-- PROVIDED RECORDS start --

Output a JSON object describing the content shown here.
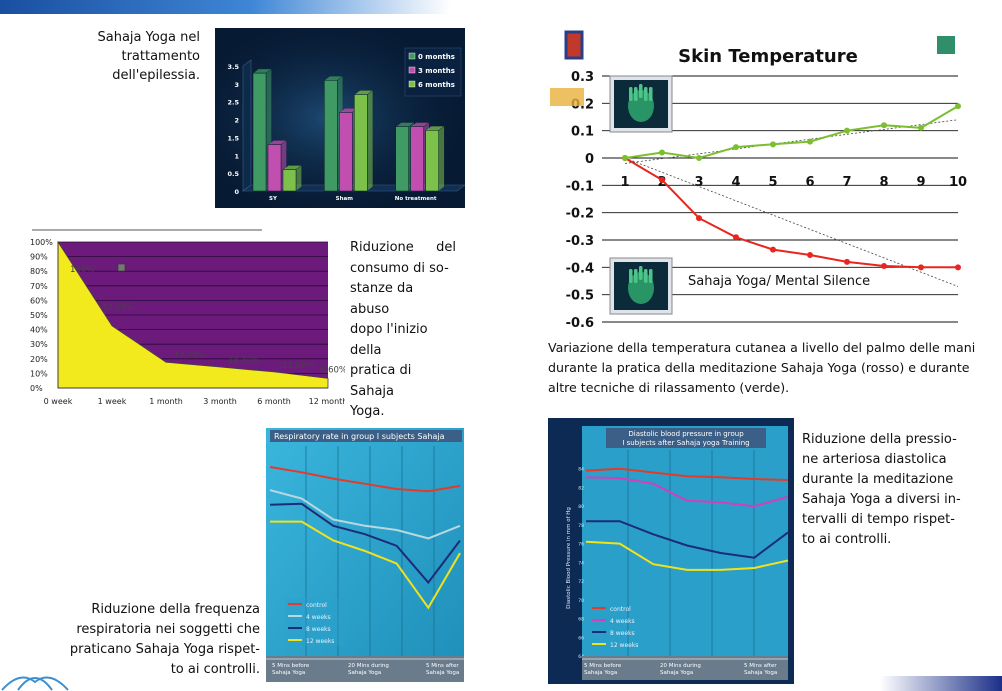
{
  "captions": {
    "epilepsy": [
      "Sahaja Yoga nel",
      "trattamento",
      "dell'epilessia."
    ],
    "substance": [
      "Riduzione del",
      "consumo di so-",
      "stanze da abuso",
      "dopo l'inizio della",
      "pratica di Sahaja",
      "Yoga."
    ],
    "skin": [
      "Variazione della temperatura cutanea a livello del palmo delle mani",
      "durante la pratica della meditazione Sahaja Yoga (rosso) e durante",
      "altre tecniche di rilassamento (verde)."
    ],
    "respiratory": [
      "Riduzione della frequenza",
      "respiratoria nei soggetti che",
      "praticano Sahaja Yoga rispet-",
      "to ai controlli."
    ],
    "diastolic": [
      "Riduzione della pressio-",
      "ne arteriosa diastolica",
      "durante la meditazione",
      "Sahaja Yoga a diversi in-",
      "tervalli di tempo rispet-",
      "to ai controlli."
    ]
  },
  "chart_data": [
    {
      "id": "epilepsy",
      "type": "bar",
      "categories": [
        "SY",
        "Sham",
        "No treatment"
      ],
      "series": [
        {
          "name": "0 months",
          "values": [
            3.3,
            3.1,
            1.8
          ],
          "color": "#3f9b63"
        },
        {
          "name": "3 months",
          "values": [
            1.3,
            2.2,
            1.8
          ],
          "color": "#c14fb0"
        },
        {
          "name": "6 months",
          "values": [
            0.6,
            2.7,
            1.7
          ],
          "color": "#7cc24a"
        }
      ],
      "yticks": [
        "0",
        "0.5",
        "1",
        "1.5",
        "2",
        "2.5",
        "3",
        "3.5"
      ],
      "ylim": [
        0,
        3.5
      ],
      "legend": "top-right",
      "background": "#0b2340"
    },
    {
      "id": "substance",
      "type": "area",
      "categories": [
        "0 week",
        "1 week",
        "1 month",
        "3 month",
        "6 month",
        "12 month"
      ],
      "values": [
        100,
        42.6,
        17.7,
        14.4,
        11.0,
        6.6
      ],
      "data_labels": [
        "100%",
        "42,60%",
        "17,70%",
        "14,40%",
        "11,00%",
        "6,60%"
      ],
      "yticks": [
        "0%",
        "10%",
        "20%",
        "30%",
        "40%",
        "50%",
        "60%",
        "70%",
        "80%",
        "90%",
        "100%"
      ],
      "ylim": [
        0,
        100
      ],
      "fill": "#f2ea1c",
      "background": "#6c1a7c"
    },
    {
      "id": "skin",
      "type": "line",
      "title": "Skin Temperature",
      "x": [
        1,
        2,
        3,
        4,
        5,
        6,
        7,
        8,
        9,
        10
      ],
      "xtick_labels": [
        "1",
        "2",
        "3",
        "4",
        "5",
        "6",
        "7",
        "8",
        "9",
        "10"
      ],
      "series": [
        {
          "values": [
            0,
            -0.08,
            -0.22,
            -0.29,
            -0.335,
            -0.355,
            -0.38,
            -0.395,
            -0.4,
            -0.4
          ],
          "color": "#e8261f"
        },
        {
          "values": [
            0,
            0.02,
            0.0,
            0.04,
            0.05,
            0.06,
            0.1,
            0.12,
            0.11,
            0.19
          ],
          "color": "#7bbf2f"
        }
      ],
      "yticks": [
        "0.3",
        "0.2",
        "0.1",
        "0",
        "-0.1",
        "-0.2",
        "-0.3",
        "-0.4",
        "-0.5",
        "-0.6"
      ],
      "ylim": [
        -0.6,
        0.3
      ],
      "annotation": "Sahaja Yoga/ Mental Silence"
    },
    {
      "id": "respiratory",
      "type": "line",
      "title": "Respiratory rate in group I subjects Sahaja",
      "x": [
        1,
        2,
        3,
        4,
        5,
        6,
        7
      ],
      "series": [
        {
          "name": "control",
          "values": [
            18.0,
            17.5,
            16.9,
            16.4,
            15.9,
            15.7,
            16.2
          ],
          "color": "#e23b2a"
        },
        {
          "name": "4 weeks",
          "values": [
            15.8,
            15.0,
            13.0,
            12.4,
            12.0,
            11.2,
            12.4
          ],
          "color": "#b9d7df"
        },
        {
          "name": "8 weeks",
          "values": [
            14.4,
            14.5,
            12.4,
            11.6,
            10.5,
            7.0,
            11.0
          ],
          "color": "#1c2c78"
        },
        {
          "name": "12 weeks",
          "values": [
            12.8,
            12.8,
            11.0,
            10.0,
            8.8,
            4.6,
            9.8
          ],
          "color": "#f2e21a"
        }
      ],
      "x_labels": [
        "5 Mins before Sahaja Yoga",
        "20 Mins during Sahaja Yoga",
        "5 Mins after Sahaja Yoga"
      ],
      "ylim": [
        0,
        20
      ]
    },
    {
      "id": "diastolic",
      "type": "line",
      "title": "Diastolic blood pressure in group I subjects after Sahaja yoga Training",
      "ylabel": "Diastolic Blood Pressure in mm of Hg",
      "x": [
        1,
        2,
        3,
        4,
        5,
        6,
        7
      ],
      "series": [
        {
          "name": "control",
          "values": [
            83.8,
            84.0,
            83.6,
            83.2,
            83.1,
            82.9,
            82.8
          ],
          "color": "#e23b2a"
        },
        {
          "name": "4 weeks",
          "values": [
            83.1,
            83.0,
            82.4,
            80.6,
            80.4,
            80.0,
            81.0
          ],
          "color": "#d33fb8"
        },
        {
          "name": "8 weeks",
          "values": [
            78.4,
            78.4,
            77.0,
            75.8,
            75.0,
            74.5,
            77.2
          ],
          "color": "#1c2c78"
        },
        {
          "name": "12 weeks",
          "values": [
            76.2,
            76.0,
            73.8,
            73.2,
            73.2,
            73.4,
            74.2
          ],
          "color": "#f2e21a"
        }
      ],
      "yticks": [
        "64",
        "66",
        "68",
        "70",
        "72",
        "74",
        "76",
        "78",
        "80",
        "82",
        "84"
      ],
      "ylim": [
        64,
        86
      ],
      "x_labels": [
        "5 Mins before Sahaja Yoga",
        "20 Mins during Sahaja Yoga",
        "5 Mins after Sahaja Yoga"
      ]
    }
  ]
}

-- PROVIDED RECORDS end --

- AIM OF THE TASK
Leave out the pictures and give the listing above again exactly.

- ANSWER IN FULL
Output a JSON object describing the content shown here.
{
  "captions": {
    "epilepsy": [
      "Sahaja Yoga nel",
      "trattamento",
      "dell'epilessia."
    ],
    "substance": [
      "Riduzione del",
      "consumo di so-",
      "stanze da abuso",
      "dopo l'inizio della",
      "pratica di Sahaja",
      "Yoga."
    ],
    "skin": [
      "Variazione della temperatura cutanea a livello del palmo delle mani",
      "durante la pratica della meditazione Sahaja Yoga (rosso) e durante",
      "altre tecniche di rilassamento (verde)."
    ],
    "respiratory": [
      "Riduzione della frequenza",
      "respiratoria nei soggetti che",
      "praticano Sahaja Yoga rispet-",
      "to ai controlli."
    ],
    "diastolic": [
      "Riduzione della pressio-",
      "ne arteriosa diastolica",
      "durante la meditazione",
      "Sahaja Yoga a diversi in-",
      "tervalli di tempo rispet-",
      "to ai controlli."
    ]
  },
  "chart_data": [
    {
      "id": "epilepsy",
      "type": "bar",
      "categories": [
        "SY",
        "Sham",
        "No treatment"
      ],
      "series": [
        {
          "name": "0 months",
          "values": [
            3.3,
            3.1,
            1.8
          ],
          "color": "#3f9b63"
        },
        {
          "name": "3 months",
          "values": [
            1.3,
            2.2,
            1.8
          ],
          "color": "#c14fb0"
        },
        {
          "name": "6 months",
          "values": [
            0.6,
            2.7,
            1.7
          ],
          "color": "#7cc24a"
        }
      ],
      "yticks": [
        "0",
        "0.5",
        "1",
        "1.5",
        "2",
        "2.5",
        "3",
        "3.5"
      ],
      "ylim": [
        0,
        3.5
      ],
      "legend": "top-right",
      "background": "#0b2340"
    },
    {
      "id": "substance",
      "type": "area",
      "categories": [
        "0 week",
        "1 week",
        "1 month",
        "3 month",
        "6 month",
        "12 month"
      ],
      "values": [
        100,
        42.6,
        17.7,
        14.4,
        11.0,
        6.6
      ],
      "data_labels": [
        "100%",
        "42,60%",
        "17,70%",
        "14,40%",
        "11,00%",
        "6,60%"
      ],
      "yticks": [
        "0%",
        "10%",
        "20%",
        "30%",
        "40%",
        "50%",
        "60%",
        "70%",
        "80%",
        "90%",
        "100%"
      ],
      "ylim": [
        0,
        100
      ],
      "fill": "#f2ea1c",
      "background": "#6c1a7c"
    },
    {
      "id": "skin",
      "type": "line",
      "title": "Skin Temperature",
      "x": [
        1,
        2,
        3,
        4,
        5,
        6,
        7,
        8,
        9,
        10
      ],
      "xtick_labels": [
        "1",
        "2",
        "3",
        "4",
        "5",
        "6",
        "7",
        "8",
        "9",
        "10"
      ],
      "series": [
        {
          "values": [
            0,
            -0.08,
            -0.22,
            -0.29,
            -0.335,
            -0.355,
            -0.38,
            -0.395,
            -0.4,
            -0.4
          ],
          "color": "#e8261f"
        },
        {
          "values": [
            0,
            0.02,
            0.0,
            0.04,
            0.05,
            0.06,
            0.1,
            0.12,
            0.11,
            0.19
          ],
          "color": "#7bbf2f"
        }
      ],
      "yticks": [
        "0.3",
        "0.2",
        "0.1",
        "0",
        "-0.1",
        "-0.2",
        "-0.3",
        "-0.4",
        "-0.5",
        "-0.6"
      ],
      "ylim": [
        -0.6,
        0.3
      ],
      "annotation": "Sahaja Yoga/ Mental Silence"
    },
    {
      "id": "respiratory",
      "type": "line",
      "title": "Respiratory rate in group I subjects Sahaja",
      "x": [
        1,
        2,
        3,
        4,
        5,
        6,
        7
      ],
      "series": [
        {
          "name": "control",
          "values": [
            18.0,
            17.5,
            16.9,
            16.4,
            15.9,
            15.7,
            16.2
          ],
          "color": "#e23b2a"
        },
        {
          "name": "4 weeks",
          "values": [
            15.8,
            15.0,
            13.0,
            12.4,
            12.0,
            11.2,
            12.4
          ],
          "color": "#b9d7df"
        },
        {
          "name": "8 weeks",
          "values": [
            14.4,
            14.5,
            12.4,
            11.6,
            10.5,
            7.0,
            11.0
          ],
          "color": "#1c2c78"
        },
        {
          "name": "12 weeks",
          "values": [
            12.8,
            12.8,
            11.0,
            10.0,
            8.8,
            4.6,
            9.8
          ],
          "color": "#f2e21a"
        }
      ],
      "x_labels": [
        "5 Mins before Sahaja Yoga",
        "20 Mins during Sahaja Yoga",
        "5 Mins after Sahaja Yoga"
      ],
      "ylim": [
        0,
        20
      ]
    },
    {
      "id": "diastolic",
      "type": "line",
      "title": "Diastolic blood pressure in group I subjects after Sahaja yoga Training",
      "ylabel": "Diastolic Blood Pressure in mm of Hg",
      "x": [
        1,
        2,
        3,
        4,
        5,
        6,
        7
      ],
      "series": [
        {
          "name": "control",
          "values": [
            83.8,
            84.0,
            83.6,
            83.2,
            83.1,
            82.9,
            82.8
          ],
          "color": "#e23b2a"
        },
        {
          "name": "4 weeks",
          "values": [
            83.1,
            83.0,
            82.4,
            80.6,
            80.4,
            80.0,
            81.0
          ],
          "color": "#d33fb8"
        },
        {
          "name": "8 weeks",
          "values": [
            78.4,
            78.4,
            77.0,
            75.8,
            75.0,
            74.5,
            77.2
          ],
          "color": "#1c2c78"
        },
        {
          "name": "12 weeks",
          "values": [
            76.2,
            76.0,
            73.8,
            73.2,
            73.2,
            73.4,
            74.2
          ],
          "color": "#f2e21a"
        }
      ],
      "yticks": [
        "64",
        "66",
        "68",
        "70",
        "72",
        "74",
        "76",
        "78",
        "80",
        "82",
        "84"
      ],
      "ylim": [
        64,
        86
      ],
      "x_labels": [
        "5 Mins before Sahaja Yoga",
        "20 Mins during Sahaja Yoga",
        "5 Mins after Sahaja Yoga"
      ]
    }
  ]
}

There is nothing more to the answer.